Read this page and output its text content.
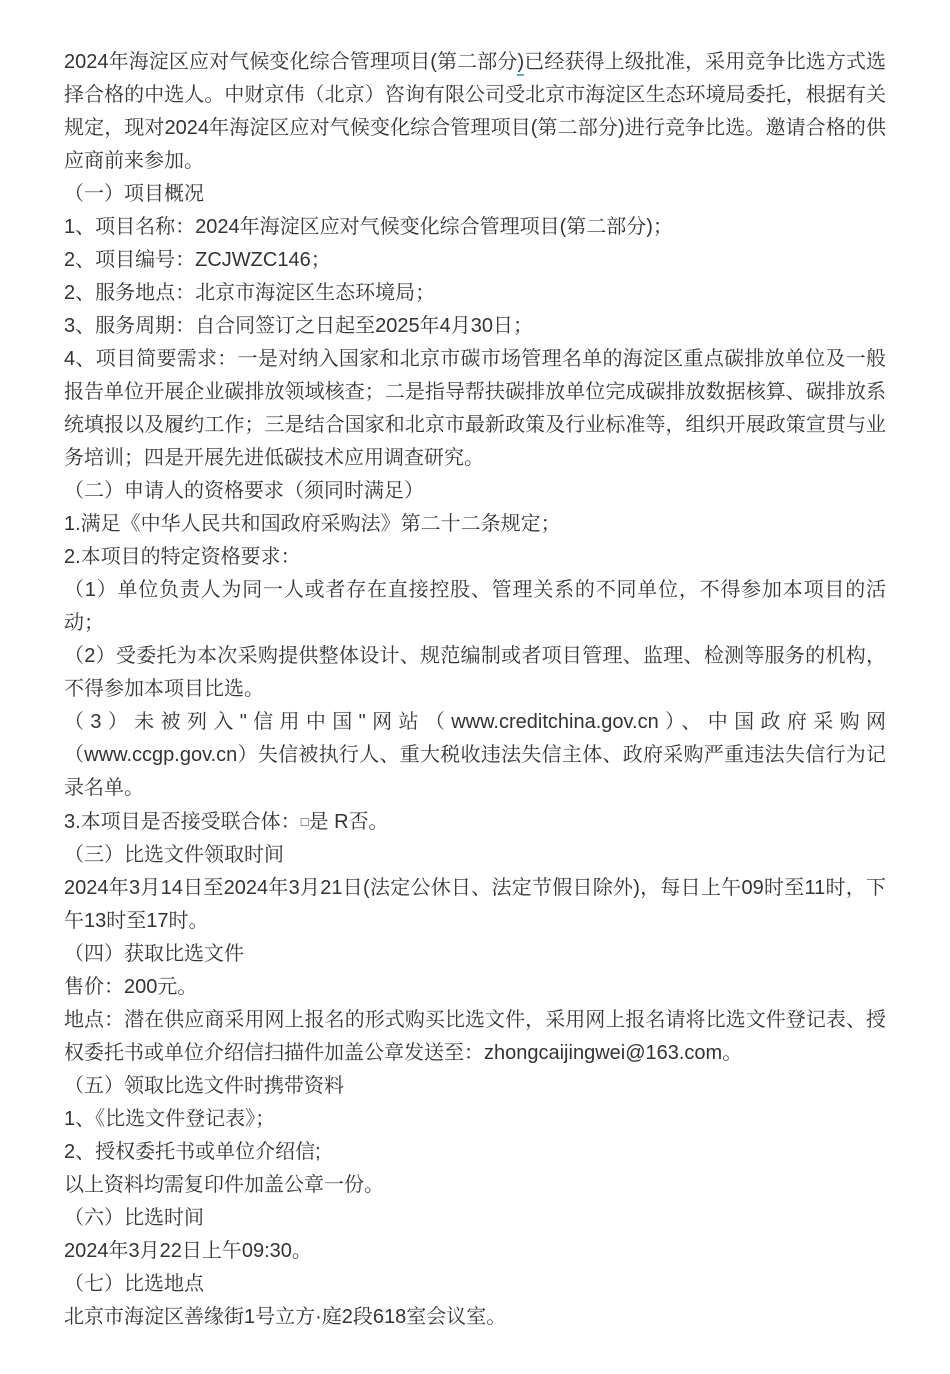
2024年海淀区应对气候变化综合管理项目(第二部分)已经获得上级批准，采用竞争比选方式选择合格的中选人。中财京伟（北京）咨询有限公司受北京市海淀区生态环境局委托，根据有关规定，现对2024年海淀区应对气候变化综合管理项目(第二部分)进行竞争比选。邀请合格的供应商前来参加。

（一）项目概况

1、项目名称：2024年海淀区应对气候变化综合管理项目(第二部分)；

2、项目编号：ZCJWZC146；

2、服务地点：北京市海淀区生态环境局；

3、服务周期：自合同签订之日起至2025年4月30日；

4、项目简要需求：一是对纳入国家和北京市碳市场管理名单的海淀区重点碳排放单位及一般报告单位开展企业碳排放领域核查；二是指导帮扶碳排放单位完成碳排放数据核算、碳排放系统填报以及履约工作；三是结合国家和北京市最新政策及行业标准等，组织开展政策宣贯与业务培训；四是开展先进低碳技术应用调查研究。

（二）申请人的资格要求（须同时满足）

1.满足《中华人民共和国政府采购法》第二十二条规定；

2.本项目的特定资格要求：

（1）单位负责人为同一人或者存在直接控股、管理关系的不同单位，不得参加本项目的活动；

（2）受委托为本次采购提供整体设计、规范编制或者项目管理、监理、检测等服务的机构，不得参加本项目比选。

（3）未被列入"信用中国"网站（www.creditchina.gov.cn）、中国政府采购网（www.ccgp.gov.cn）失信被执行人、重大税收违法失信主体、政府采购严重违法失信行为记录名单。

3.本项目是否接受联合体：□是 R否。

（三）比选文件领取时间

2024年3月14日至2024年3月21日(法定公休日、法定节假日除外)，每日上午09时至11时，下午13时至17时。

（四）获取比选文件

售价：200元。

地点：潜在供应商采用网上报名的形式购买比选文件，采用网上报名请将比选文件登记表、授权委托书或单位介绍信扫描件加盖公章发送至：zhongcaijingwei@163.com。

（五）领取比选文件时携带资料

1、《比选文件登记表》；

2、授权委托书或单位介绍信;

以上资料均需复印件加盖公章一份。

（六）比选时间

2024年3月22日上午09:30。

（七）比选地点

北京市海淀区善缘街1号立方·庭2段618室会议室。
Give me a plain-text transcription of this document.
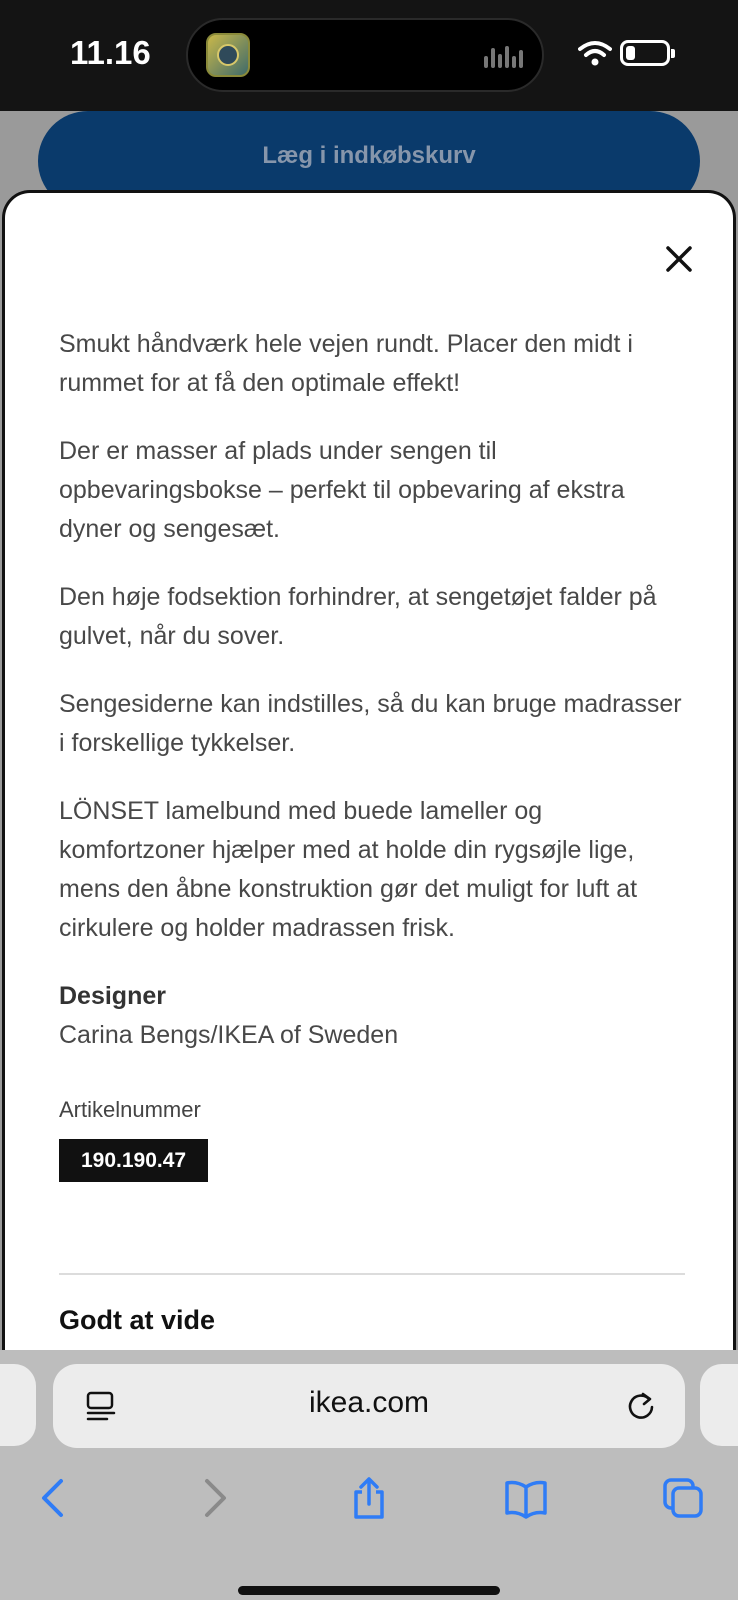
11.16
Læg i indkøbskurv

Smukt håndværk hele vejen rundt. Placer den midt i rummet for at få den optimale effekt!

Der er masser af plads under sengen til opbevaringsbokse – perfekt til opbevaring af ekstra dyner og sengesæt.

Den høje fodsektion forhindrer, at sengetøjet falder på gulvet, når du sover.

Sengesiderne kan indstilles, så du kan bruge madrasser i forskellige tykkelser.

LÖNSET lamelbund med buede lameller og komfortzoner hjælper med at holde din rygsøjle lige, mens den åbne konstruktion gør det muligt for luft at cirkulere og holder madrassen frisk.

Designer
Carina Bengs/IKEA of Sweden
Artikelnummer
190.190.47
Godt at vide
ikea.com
* * * * * * * * *
**What is needed**
Copy out every line of the data that includes "第二部分".

**Full response**
2024年海淀区应对气候变化综合管理项目(第二部分)已经获得上级批准，采用竞争比选方式选择合格的中选人。中财京伟（北京）咨询有限公司受北京市海淀区生态环境局委托，根据有关规定，现对2024年海淀区应对气候变化综合管理项目(第二部分)进行竞争比选。邀请合格的供应商前来参加。
1、项目名称：2024年海淀区应对气候变化综合管理项目(第二部分)；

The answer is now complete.